## BEGIN
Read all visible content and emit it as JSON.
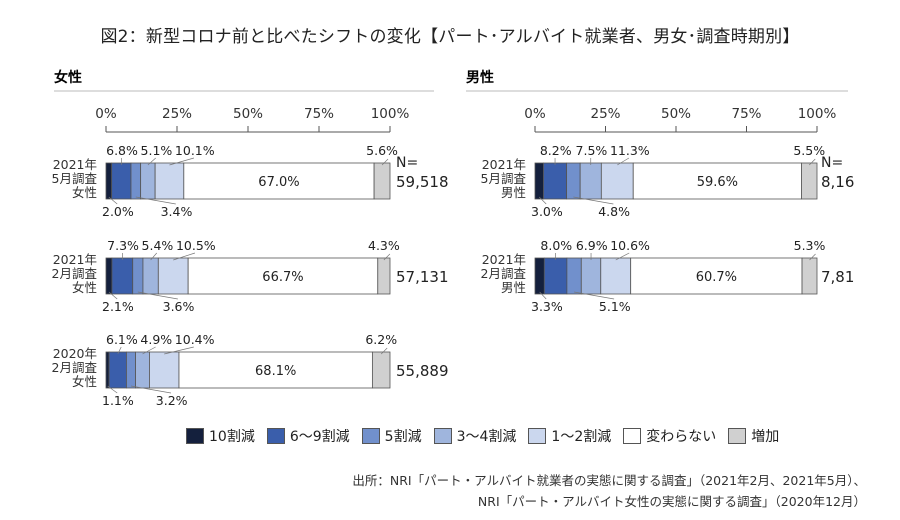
{
  "title": "図2：新型コロナ前と比べたシフトの変化【パート･アルバイト就業者、男女･調査時期別】",
  "legend": [
    {
      "label": "10割減",
      "color": "#14203d"
    },
    {
      "label": "6〜9割減",
      "color": "#3a5eab"
    },
    {
      "label": "5割減",
      "color": "#7190cc"
    },
    {
      "label": "3〜4割減",
      "color": "#9fb5dd"
    },
    {
      "label": "1〜2割減",
      "color": "#cbd7ee"
    },
    {
      "label": "変わらない",
      "color": "#ffffff"
    },
    {
      "label": "増加",
      "color": "#d0d0d0"
    }
  ],
  "source": [
    "出所：NRI「パート・アルバイト就業者の実態に関する調査」（2021年2月、2021年5月）、",
    "NRI「パート・アルバイト女性の実態に関する調査」（2020年12月）"
  ],
  "chart_data": [
    {
      "type": "stacked-bar-100",
      "title": "女性",
      "xlim": [
        0,
        100
      ],
      "ticks": [
        "0%",
        "25%",
        "50%",
        "75%",
        "100%"
      ],
      "n_header": "N=",
      "rows": [
        {
          "label": [
            "2021年",
            "5月調査",
            "女性"
          ],
          "n": "59,518",
          "values": [
            2.0,
            6.8,
            3.4,
            5.1,
            10.1,
            67.0,
            5.6
          ],
          "labels": [
            "2.0%",
            "6.8%",
            "3.4%",
            "5.1%",
            "10.1%",
            "67.0%",
            "5.6%"
          ]
        },
        {
          "label": [
            "2021年",
            "2月調査",
            "女性"
          ],
          "n": "57,131",
          "values": [
            2.1,
            7.3,
            3.6,
            5.4,
            10.5,
            66.7,
            4.3
          ],
          "labels": [
            "2.1%",
            "7.3%",
            "3.6%",
            "5.4%",
            "10.5%",
            "66.7%",
            "4.3%"
          ]
        },
        {
          "label": [
            "2020年",
            "2月調査",
            "女性"
          ],
          "n": "55,889",
          "values": [
            1.1,
            6.1,
            3.2,
            4.9,
            10.4,
            68.1,
            6.2
          ],
          "labels": [
            "1.1%",
            "6.1%",
            "3.2%",
            "4.9%",
            "10.4%",
            "68.1%",
            "6.2%"
          ]
        }
      ]
    },
    {
      "type": "stacked-bar-100",
      "title": "男性",
      "xlim": [
        0,
        100
      ],
      "ticks": [
        "0%",
        "25%",
        "50%",
        "75%",
        "100%"
      ],
      "n_header": "N=",
      "rows": [
        {
          "label": [
            "2021年",
            "5月調査",
            "男性"
          ],
          "n": "8,16",
          "values": [
            3.0,
            8.2,
            4.8,
            7.5,
            11.3,
            59.6,
            5.5
          ],
          "labels": [
            "3.0%",
            "8.2%",
            "4.8%",
            "7.5%",
            "11.3%",
            "59.6%",
            "5.5%"
          ]
        },
        {
          "label": [
            "2021年",
            "2月調査",
            "男性"
          ],
          "n": "7,81",
          "values": [
            3.3,
            8.0,
            5.1,
            6.9,
            10.6,
            60.7,
            5.3
          ],
          "labels": [
            "3.3%",
            "8.0%",
            "5.1%",
            "6.9%",
            "10.6%",
            "60.7%",
            "5.3%"
          ]
        }
      ]
    }
  ]
}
## END
Exercise details:
List each line of the entries that holds the string "title".

Expected answer:
  "title": "図2：新型コロナ前と比べたシフトの変化【パート･アルバイト就業者、男女･調査時期別】",
      "title": "女性",
      "title": "男性",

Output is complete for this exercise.